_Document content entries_

#####

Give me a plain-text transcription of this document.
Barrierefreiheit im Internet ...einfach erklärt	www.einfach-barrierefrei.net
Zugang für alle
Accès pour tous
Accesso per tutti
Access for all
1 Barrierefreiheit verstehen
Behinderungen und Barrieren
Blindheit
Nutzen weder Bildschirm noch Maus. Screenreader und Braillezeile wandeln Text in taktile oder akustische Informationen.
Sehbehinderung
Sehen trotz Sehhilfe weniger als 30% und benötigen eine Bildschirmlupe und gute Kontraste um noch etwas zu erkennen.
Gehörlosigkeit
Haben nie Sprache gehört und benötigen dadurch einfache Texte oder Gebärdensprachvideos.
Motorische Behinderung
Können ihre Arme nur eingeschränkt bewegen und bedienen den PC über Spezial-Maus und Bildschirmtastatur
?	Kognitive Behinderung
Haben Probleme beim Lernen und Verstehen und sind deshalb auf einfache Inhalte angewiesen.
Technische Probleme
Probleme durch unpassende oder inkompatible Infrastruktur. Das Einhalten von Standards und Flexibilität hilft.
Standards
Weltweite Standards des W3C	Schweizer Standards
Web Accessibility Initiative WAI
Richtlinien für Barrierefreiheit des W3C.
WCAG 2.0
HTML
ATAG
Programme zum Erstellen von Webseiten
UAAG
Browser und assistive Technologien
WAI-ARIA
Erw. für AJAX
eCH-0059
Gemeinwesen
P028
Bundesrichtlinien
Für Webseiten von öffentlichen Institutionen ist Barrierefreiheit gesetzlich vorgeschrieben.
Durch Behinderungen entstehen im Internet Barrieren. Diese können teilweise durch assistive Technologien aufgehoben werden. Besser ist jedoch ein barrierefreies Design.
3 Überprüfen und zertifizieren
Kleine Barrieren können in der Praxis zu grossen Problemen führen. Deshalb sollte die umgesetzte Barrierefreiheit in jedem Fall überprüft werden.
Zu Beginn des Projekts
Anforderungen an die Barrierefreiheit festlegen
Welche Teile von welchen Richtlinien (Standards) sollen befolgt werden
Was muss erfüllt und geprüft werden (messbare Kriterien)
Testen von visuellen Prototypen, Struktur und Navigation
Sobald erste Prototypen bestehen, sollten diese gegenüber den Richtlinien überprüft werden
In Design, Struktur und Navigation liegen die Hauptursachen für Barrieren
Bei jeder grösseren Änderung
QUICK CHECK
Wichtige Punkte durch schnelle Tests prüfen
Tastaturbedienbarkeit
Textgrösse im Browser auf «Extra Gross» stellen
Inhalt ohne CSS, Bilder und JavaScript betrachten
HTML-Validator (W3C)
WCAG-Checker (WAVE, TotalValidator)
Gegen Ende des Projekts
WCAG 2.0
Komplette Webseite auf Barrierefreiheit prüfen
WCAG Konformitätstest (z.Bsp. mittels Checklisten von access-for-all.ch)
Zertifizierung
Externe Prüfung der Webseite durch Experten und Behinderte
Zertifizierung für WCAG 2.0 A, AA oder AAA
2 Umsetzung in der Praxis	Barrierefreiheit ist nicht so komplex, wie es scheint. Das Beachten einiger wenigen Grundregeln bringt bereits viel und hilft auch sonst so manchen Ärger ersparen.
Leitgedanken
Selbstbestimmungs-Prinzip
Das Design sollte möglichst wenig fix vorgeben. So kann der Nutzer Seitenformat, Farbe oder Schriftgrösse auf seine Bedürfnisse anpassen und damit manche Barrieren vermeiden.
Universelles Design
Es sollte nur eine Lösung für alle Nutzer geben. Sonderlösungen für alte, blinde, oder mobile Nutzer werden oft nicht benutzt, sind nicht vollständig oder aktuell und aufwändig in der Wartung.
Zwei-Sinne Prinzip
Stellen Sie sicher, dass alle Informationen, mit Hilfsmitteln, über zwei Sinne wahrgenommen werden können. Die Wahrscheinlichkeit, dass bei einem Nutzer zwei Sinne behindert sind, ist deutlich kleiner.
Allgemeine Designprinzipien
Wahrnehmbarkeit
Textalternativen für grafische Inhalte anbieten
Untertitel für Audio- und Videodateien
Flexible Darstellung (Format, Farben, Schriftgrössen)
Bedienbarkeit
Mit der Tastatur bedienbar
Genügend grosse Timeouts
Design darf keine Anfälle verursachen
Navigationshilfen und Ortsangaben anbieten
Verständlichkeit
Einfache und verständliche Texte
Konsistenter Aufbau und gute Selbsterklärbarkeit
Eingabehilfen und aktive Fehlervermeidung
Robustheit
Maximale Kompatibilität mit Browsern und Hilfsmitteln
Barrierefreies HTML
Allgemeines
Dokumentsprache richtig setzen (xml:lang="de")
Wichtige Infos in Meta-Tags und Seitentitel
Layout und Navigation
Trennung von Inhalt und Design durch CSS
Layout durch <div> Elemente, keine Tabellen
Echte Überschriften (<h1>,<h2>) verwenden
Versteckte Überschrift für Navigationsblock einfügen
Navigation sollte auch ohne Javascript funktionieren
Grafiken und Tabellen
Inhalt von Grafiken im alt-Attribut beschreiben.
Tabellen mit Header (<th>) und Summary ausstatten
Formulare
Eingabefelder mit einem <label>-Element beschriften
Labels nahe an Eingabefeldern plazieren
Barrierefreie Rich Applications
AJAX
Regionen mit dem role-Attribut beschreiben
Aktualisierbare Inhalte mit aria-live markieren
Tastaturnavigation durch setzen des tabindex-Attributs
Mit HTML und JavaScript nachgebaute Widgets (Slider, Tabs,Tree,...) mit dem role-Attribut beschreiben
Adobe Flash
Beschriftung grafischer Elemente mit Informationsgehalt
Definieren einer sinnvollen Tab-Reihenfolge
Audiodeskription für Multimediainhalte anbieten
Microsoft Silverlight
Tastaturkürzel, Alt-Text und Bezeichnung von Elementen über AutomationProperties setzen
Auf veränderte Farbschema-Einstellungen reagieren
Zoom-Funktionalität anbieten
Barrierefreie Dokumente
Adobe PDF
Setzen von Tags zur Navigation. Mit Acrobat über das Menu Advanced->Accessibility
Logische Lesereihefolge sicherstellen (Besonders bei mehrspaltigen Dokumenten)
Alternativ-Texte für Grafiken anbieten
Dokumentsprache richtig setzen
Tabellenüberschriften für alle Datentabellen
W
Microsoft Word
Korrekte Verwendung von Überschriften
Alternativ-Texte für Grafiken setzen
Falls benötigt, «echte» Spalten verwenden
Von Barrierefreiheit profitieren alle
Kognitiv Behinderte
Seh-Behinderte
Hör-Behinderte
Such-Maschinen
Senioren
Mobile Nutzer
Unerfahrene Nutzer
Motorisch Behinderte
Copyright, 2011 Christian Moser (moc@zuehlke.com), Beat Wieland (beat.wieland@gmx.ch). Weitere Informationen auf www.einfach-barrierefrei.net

#####

_WHAT THE TASK ASKS_
Across all the lines of the data, count those that include the word "sind" and reply with that number only.

_RESPONSE AREA_
3